* Exercise
Convert the lines below into a JSON list of strings, with one string for each line and blank lines omitted.

* Record extracts
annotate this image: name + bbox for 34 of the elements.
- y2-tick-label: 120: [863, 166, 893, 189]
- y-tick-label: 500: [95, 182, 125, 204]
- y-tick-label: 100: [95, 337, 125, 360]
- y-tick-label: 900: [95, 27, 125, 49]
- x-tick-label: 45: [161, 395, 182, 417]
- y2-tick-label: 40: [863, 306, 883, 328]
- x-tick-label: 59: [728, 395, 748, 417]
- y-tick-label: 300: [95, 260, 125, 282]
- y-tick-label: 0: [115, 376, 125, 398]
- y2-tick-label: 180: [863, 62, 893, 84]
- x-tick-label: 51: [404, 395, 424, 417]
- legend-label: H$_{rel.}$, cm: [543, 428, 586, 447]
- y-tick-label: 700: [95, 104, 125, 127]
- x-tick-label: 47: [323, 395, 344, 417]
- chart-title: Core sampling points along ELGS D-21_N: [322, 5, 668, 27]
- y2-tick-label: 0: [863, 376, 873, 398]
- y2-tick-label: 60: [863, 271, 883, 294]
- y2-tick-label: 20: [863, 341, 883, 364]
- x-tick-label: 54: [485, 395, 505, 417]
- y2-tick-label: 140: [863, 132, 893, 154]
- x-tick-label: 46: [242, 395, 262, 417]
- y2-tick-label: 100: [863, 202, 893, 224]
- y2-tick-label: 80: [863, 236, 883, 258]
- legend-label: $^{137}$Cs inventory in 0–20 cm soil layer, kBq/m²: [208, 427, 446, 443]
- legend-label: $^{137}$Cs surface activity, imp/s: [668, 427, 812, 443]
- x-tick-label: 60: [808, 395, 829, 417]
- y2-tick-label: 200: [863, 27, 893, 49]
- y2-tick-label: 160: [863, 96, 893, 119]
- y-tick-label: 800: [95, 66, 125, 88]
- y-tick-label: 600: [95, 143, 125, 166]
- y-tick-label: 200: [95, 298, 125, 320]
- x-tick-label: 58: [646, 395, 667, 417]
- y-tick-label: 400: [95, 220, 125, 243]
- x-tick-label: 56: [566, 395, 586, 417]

* Correct output
[
  "annotate this image: name + bbox for 34 of the elements.",
  "- y2-tick-label: 120: [863, 166, 893, 189]",
  "- y-tick-label: 500: [95, 182, 125, 204]",
  "- y-tick-label: 100: [95, 337, 125, 360]",
  "- y-tick-label: 900: [95, 27, 125, 49]",
  "- x-tick-label: 45: [161, 395, 182, 417]",
  "- y2-tick-label: 40: [863, 306, 883, 328]",
  "- x-tick-label: 59: [728, 395, 748, 417]",
  "- y-tick-label: 300: [95, 260, 125, 282]",
  "- y-tick-label: 0: [115, 376, 125, 398]",
  "- y2-tick-label: 180: [863, 62, 893, 84]",
  "- x-tick-label: 51: [404, 395, 424, 417]",
  "- legend-label: H$_{rel.}$, cm: [543, 428, 586, 447]",
  "- y-tick-label: 700: [95, 104, 125, 127]",
  "- x-tick-label: 47: [323, 395, 344, 417]",
  "- chart-title: Core sampling points along ELGS D-21_N: [322, 5, 668, 27]",
  "- y2-tick-label: 0: [863, 376, 873, 398]",
  "- y2-tick-label: 60: [863, 271, 883, 294]",
  "- y2-tick-label: 20: [863, 341, 883, 364]",
  "- x-tick-label: 54: [485, 395, 505, 417]",
  "- y2-tick-label: 140: [863, 132, 893, 154]",
  "- x-tick-label: 46: [242, 395, 262, 417]",
  "- y2-tick-label: 100: [863, 202, 893, 224]",
  "- y2-tick-label: 80: [863, 236, 883, 258]",
  "- legend-label: $^{137}$Cs inventory in 0–20 cm soil layer, kBq/m²: [208, 427, 446, 443]",
  "- legend-label: $^{137}$Cs surface activity, imp/s: [668, 427, 812, 443]",
  "- x-tick-label: 60: [808, 395, 829, 417]",
  "- y2-tick-label: 200: [863, 27, 893, 49]",
  "- y2-tick-label: 160: [863, 96, 893, 119]",
  "- y-tick-label: 800: [95, 66, 125, 88]",
  "- y-tick-label: 600: [95, 143, 125, 166]",
  "- y-tick-label: 200: [95, 298, 125, 320]",
  "- x-tick-label: 58: [646, 395, 667, 417]",
  "- y-tick-label: 400: [95, 220, 125, 243]",
  "- x-tick-label: 56: [566, 395, 586, 417]"
]